■ To do: All records should be reproduced verbatim.

■ Working data:
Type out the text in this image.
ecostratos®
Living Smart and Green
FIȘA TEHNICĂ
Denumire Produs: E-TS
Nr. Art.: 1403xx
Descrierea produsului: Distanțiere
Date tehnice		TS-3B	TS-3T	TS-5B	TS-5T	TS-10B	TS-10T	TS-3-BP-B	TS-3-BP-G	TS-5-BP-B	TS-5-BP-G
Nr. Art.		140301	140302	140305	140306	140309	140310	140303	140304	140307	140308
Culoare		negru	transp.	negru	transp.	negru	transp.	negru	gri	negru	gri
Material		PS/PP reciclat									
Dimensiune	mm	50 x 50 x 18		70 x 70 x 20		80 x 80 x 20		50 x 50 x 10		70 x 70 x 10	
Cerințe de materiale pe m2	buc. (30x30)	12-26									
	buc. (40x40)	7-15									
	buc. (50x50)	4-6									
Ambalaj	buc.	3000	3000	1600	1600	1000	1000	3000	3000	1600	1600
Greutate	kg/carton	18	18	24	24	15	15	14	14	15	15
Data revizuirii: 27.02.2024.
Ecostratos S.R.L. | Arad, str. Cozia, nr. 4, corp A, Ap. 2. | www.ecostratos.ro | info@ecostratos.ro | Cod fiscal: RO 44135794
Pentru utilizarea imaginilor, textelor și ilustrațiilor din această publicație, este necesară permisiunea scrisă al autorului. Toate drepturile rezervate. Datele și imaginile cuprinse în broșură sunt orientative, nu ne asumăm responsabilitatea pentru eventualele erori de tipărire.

■ Answer for this exercise:
Type out the text in this image.
ecostratos®
Living Smart and Green
FIȘA TEHNICĂ
Denumire Produs: E-TS
Nr. Art.: 1403xx
Descrierea produsului: Distanțiere
Date tehnice		TS-3B	TS-3T	TS-5B	TS-5T	TS-10B	TS-10T	TS-3-BP-B	TS-3-BP-G	TS-5-BP-B	TS-5-BP-G
Nr. Art.		140301	140302	140305	140306	140309	140310	140303	140304	140307	140308
Culoare		negru	transp.	negru	transp.	negru	transp.	negru	gri	negru	gri
Material		PS/PP reciclat									
Dimensiune	mm	50 x 50 x 18		70 x 70 x 20		80 x 80 x 20		50 x 50 x 10		70 x 70 x 10	
Cerințe de materiale pe m2	buc. (30x30)	12-26									
	buc. (40x40)	7-15									
	buc. (50x50)	4-6									
Ambalaj	buc.	3000	3000	1600	1600	1000	1000	3000	3000	1600	1600
Greutate	kg/carton	18	18	24	24	15	15	14	14	15	15
Data revizuirii: 27.02.2024.
Ecostratos S.R.L. | Arad, str. Cozia, nr. 4, corp A, Ap. 2. | www.ecostratos.ro | info@ecostratos.ro | Cod fiscal: RO 44135794
Pentru utilizarea imaginilor, textelor și ilustrațiilor din această publicație, este necesară permisiunea scrisă al autorului. Toate drepturile rezervate. Datele și imaginile cuprinse în broșură sunt orientative, nu ne asumăm responsabilitatea pentru eventualele erori de tipărire.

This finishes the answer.